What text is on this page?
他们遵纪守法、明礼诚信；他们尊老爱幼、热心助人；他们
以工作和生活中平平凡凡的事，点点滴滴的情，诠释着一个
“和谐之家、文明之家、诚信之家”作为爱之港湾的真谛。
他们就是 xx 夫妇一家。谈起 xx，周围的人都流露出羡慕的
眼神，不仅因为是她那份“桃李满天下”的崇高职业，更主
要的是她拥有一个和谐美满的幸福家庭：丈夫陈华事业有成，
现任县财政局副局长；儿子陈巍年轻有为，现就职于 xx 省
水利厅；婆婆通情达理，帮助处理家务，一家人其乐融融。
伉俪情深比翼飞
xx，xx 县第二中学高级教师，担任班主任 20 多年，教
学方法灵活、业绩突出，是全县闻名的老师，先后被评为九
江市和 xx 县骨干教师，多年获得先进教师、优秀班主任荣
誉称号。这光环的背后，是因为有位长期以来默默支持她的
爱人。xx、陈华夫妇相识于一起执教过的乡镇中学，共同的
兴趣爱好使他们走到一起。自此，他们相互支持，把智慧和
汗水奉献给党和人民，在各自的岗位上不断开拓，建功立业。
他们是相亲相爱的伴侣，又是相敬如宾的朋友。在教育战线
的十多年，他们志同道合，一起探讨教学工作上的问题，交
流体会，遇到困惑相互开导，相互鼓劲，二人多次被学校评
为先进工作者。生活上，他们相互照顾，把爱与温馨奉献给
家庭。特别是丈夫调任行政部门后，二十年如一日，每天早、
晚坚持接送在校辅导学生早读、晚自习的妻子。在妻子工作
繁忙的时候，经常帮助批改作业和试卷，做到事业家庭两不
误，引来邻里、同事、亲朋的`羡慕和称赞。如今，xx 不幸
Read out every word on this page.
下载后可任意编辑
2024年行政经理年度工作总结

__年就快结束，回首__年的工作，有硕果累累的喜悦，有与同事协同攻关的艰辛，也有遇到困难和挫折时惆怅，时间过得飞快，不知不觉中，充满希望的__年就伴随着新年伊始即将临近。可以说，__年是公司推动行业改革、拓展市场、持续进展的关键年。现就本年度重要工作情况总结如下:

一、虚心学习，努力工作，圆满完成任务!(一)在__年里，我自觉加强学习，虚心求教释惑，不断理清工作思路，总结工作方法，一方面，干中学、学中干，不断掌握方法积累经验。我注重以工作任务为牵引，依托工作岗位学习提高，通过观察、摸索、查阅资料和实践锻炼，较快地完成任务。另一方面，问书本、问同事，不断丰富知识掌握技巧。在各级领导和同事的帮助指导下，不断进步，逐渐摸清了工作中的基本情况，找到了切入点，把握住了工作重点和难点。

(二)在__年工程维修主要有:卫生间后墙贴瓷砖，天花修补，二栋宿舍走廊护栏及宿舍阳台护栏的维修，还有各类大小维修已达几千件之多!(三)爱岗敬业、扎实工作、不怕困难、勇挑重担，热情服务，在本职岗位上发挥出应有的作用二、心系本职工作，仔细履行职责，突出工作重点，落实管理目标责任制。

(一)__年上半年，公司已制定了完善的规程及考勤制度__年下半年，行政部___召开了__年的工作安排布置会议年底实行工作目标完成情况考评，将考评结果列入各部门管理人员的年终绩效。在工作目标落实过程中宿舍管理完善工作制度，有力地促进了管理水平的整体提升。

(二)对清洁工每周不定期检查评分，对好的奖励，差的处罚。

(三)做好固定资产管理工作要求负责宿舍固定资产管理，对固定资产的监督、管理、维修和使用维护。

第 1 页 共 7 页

Your instructions -
Print every record exactly as it was given.

Answer -
What text is on this page?
他们遵纪守法、明礼诚信；他们尊老爱幼、热心助人；他们
以工作和生活中平平凡凡的事，点点滴滴的情，诠释着一个
“和谐之家、文明之家、诚信之家”作为爱之港湾的真谛。
他们就是 xx 夫妇一家。谈起 xx，周围的人都流露出羡慕的
眼神，不仅因为是她那份“桃李满天下”的崇高职业，更主
要的是她拥有一个和谐美满的幸福家庭：丈夫陈华事业有成，
现任县财政局副局长；儿子陈巍年轻有为，现就职于 xx 省
水利厅；婆婆通情达理，帮助处理家务，一家人其乐融融。
伉俪情深比翼飞
xx，xx 县第二中学高级教师，担任班主任 20 多年，教
学方法灵活、业绩突出，是全县闻名的老师，先后被评为九
江市和 xx 县骨干教师，多年获得先进教师、优秀班主任荣
誉称号。这光环的背后，是因为有位长期以来默默支持她的
爱人。xx、陈华夫妇相识于一起执教过的乡镇中学，共同的
兴趣爱好使他们走到一起。自此，他们相互支持，把智慧和
汗水奉献给党和人民，在各自的岗位上不断开拓，建功立业。
他们是相亲相爱的伴侣，又是相敬如宾的朋友。在教育战线
的十多年，他们志同道合，一起探讨教学工作上的问题，交
流体会，遇到困惑相互开导，相互鼓劲，二人多次被学校评
为先进工作者。生活上，他们相互照顾，把爱与温馨奉献给
家庭。特别是丈夫调任行政部门后，二十年如一日，每天早、
晚坚持接送在校辅导学生早读、晚自习的妻子。在妻子工作
繁忙的时候，经常帮助批改作业和试卷，做到事业家庭两不
误，引来邻里、同事、亲朋的`羡慕和称赞。如今，xx 不幸
Read out every word on this page.
下载后可任意编辑
2024年行政经理年度工作总结

__年就快结束，回首__年的工作，有硕果累累的喜悦，有与同事协同攻关的艰辛，也有遇到困难和挫折时惆怅，时间过得飞快，不知不觉中，充满希望的__年就伴随着新年伊始即将临近。可以说，__年是公司推动行业改革、拓展市场、持续进展的关键年。现就本年度重要工作情况总结如下:

一、虚心学习，努力工作，圆满完成任务!(一)在__年里，我自觉加强学习，虚心求教释惑，不断理清工作思路，总结工作方法，一方面，干中学、学中干，不断掌握方法积累经验。我注重以工作任务为牵引，依托工作岗位学习提高，通过观察、摸索、查阅资料和实践锻炼，较快地完成任务。另一方面，问书本、问同事，不断丰富知识掌握技巧。在各级领导和同事的帮助指导下，不断进步，逐渐摸清了工作中的基本情况，找到了切入点，把握住了工作重点和难点。

(二)在__年工程维修主要有:卫生间后墙贴瓷砖，天花修补，二栋宿舍走廊护栏及宿舍阳台护栏的维修，还有各类大小维修已达几千件之多!(三)爱岗敬业、扎实工作、不怕困难、勇挑重担，热情服务，在本职岗位上发挥出应有的作用二、心系本职工作，仔细履行职责，突出工作重点，落实管理目标责任制。

(一)__年上半年，公司已制定了完善的规程及考勤制度__年下半年，行政部___召开了__年的工作安排布置会议年底实行工作目标完成情况考评，将考评结果列入各部门管理人员的年终绩效。在工作目标落实过程中宿舍管理完善工作制度，有力地促进了管理水平的整体提升。

(二)对清洁工每周不定期检查评分，对好的奖励，差的处罚。

(三)做好固定资产管理工作要求负责宿舍固定资产管理，对固定资产的监督、管理、维修和使用维护。

第 1 页 共 7 页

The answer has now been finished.